- **RECORDS**

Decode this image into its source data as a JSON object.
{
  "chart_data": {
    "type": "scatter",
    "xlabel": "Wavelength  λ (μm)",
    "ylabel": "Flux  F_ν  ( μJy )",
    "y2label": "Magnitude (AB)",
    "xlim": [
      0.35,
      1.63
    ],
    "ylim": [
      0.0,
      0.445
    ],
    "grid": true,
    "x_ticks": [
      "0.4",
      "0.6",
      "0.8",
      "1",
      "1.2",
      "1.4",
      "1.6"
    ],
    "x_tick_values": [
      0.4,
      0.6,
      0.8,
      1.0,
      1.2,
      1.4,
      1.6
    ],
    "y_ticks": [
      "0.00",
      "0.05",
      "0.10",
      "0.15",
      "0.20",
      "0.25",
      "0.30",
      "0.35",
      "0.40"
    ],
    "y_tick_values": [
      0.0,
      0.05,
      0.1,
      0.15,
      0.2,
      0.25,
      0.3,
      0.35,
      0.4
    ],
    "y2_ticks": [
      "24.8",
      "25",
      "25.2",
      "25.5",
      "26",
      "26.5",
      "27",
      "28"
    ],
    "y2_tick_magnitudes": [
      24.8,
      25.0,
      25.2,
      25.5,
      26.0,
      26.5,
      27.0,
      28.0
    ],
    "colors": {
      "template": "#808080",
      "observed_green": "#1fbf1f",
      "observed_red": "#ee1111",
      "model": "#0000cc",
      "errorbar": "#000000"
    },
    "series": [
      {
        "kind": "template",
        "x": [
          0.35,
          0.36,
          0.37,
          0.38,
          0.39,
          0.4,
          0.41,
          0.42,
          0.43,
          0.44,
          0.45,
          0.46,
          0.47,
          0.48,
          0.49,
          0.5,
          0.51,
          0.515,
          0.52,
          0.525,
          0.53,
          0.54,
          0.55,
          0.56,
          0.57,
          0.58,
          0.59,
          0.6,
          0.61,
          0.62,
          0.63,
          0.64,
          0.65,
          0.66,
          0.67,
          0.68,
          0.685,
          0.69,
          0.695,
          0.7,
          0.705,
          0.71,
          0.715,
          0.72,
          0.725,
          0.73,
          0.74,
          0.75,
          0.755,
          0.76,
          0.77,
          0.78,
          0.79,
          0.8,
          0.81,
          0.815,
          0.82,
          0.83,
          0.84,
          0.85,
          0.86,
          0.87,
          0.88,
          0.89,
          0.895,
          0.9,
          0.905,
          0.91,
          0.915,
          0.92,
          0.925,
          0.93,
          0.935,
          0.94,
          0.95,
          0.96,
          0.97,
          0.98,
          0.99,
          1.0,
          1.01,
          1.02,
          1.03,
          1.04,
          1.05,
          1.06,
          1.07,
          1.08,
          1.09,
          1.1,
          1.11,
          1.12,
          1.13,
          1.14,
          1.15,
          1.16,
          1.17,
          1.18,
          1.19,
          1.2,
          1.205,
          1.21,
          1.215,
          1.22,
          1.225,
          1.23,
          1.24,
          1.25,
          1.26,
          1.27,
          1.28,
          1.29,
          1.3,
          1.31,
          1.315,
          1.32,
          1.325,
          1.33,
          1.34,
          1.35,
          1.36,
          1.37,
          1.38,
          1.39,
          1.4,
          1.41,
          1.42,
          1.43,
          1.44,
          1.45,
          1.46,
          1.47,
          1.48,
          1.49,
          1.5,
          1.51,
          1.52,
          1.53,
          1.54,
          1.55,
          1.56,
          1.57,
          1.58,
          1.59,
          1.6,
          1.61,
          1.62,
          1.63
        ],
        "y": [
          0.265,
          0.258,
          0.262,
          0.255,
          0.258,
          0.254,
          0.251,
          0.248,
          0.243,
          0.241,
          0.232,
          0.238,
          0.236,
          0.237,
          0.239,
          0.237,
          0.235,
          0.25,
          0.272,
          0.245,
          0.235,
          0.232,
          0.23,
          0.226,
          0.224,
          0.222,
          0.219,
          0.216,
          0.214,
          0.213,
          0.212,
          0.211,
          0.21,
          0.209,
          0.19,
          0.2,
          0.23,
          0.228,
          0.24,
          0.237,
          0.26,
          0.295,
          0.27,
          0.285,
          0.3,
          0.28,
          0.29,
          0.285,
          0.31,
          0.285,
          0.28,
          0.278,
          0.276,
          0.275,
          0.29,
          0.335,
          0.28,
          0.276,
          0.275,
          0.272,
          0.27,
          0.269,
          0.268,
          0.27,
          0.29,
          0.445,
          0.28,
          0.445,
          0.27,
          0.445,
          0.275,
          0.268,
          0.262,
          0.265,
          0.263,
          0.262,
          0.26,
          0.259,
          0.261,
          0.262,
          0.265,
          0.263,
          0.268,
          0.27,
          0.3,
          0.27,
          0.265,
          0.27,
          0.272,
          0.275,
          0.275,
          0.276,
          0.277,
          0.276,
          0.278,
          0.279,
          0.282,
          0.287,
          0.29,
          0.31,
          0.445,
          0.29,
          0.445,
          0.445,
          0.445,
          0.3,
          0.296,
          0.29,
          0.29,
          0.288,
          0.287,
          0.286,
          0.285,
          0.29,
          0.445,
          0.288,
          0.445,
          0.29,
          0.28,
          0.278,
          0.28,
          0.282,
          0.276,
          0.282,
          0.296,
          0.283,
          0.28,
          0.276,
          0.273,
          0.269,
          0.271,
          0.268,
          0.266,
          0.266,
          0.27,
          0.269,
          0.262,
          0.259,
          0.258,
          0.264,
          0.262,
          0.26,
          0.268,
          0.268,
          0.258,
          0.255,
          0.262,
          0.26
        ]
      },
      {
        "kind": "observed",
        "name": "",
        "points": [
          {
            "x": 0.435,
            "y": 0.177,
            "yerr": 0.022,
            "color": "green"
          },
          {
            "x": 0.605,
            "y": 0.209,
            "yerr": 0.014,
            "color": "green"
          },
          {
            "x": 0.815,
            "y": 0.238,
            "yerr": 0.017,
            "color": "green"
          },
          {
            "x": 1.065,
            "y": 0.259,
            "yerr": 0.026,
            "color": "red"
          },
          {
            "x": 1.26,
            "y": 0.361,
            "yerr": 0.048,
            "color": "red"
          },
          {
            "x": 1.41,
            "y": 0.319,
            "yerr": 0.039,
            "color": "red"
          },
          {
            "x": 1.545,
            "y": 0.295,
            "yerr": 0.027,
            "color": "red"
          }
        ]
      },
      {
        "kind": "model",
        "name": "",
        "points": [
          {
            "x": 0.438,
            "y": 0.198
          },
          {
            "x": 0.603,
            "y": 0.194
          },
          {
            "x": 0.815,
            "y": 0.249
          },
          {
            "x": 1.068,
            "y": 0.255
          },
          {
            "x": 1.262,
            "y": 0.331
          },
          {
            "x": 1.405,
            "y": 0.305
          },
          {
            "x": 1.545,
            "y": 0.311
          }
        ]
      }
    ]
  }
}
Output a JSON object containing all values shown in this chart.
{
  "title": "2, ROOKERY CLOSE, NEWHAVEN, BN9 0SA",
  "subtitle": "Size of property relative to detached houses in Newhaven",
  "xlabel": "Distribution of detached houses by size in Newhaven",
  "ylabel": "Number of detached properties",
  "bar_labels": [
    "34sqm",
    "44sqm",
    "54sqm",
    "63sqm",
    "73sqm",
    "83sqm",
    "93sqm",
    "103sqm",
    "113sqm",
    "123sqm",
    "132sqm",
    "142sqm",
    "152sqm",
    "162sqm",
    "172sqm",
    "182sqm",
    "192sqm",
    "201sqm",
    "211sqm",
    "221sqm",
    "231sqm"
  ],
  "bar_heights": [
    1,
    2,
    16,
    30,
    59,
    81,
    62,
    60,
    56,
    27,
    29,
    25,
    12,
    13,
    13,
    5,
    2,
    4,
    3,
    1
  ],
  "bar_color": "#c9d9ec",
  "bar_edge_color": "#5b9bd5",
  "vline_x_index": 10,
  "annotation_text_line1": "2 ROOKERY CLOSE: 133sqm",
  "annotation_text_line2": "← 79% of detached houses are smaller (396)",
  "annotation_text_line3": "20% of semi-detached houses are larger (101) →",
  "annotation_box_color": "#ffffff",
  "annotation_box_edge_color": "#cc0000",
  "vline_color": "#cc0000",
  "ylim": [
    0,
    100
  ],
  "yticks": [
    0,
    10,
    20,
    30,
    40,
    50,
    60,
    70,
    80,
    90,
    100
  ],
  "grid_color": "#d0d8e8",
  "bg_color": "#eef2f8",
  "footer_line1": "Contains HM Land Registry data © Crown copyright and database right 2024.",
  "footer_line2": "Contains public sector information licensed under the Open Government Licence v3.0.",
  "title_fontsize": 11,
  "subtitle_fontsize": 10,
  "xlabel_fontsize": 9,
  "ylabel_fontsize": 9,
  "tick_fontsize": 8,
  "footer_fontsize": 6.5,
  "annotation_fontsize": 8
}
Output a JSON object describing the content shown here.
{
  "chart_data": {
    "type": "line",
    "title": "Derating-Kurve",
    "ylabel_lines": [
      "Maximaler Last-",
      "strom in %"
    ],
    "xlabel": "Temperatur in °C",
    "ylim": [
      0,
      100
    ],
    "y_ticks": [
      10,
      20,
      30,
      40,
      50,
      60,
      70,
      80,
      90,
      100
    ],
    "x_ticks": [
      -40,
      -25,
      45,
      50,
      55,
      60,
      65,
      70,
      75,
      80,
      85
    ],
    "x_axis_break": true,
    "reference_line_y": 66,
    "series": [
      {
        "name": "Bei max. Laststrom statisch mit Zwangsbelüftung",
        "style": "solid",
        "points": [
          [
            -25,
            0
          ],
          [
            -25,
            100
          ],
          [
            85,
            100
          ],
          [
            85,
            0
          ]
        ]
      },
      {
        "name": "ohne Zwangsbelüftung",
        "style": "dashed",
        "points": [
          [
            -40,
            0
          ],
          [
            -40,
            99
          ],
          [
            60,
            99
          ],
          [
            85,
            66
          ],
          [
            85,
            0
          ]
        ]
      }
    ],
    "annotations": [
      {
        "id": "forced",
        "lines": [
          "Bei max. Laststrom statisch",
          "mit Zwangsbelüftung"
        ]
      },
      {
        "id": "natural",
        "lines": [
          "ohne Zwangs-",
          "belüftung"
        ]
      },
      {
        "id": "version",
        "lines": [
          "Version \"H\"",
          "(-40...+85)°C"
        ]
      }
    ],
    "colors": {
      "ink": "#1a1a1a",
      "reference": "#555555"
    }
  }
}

- **DO THIS**
Take every line above carrying "detached" and return it.

- **OUTPUT OF THE EXERCISE**
  "subtitle": "Size of property relative to detached houses in Newhaven",
  "xlabel": "Distribution of detached houses by size in Newhaven",
  "ylabel": "Number of detached properties",
  "annotation_text_line2": "← 79% of detached houses are smaller (396)",
  "annotation_text_line3": "20% of semi-detached houses are larger (101) →",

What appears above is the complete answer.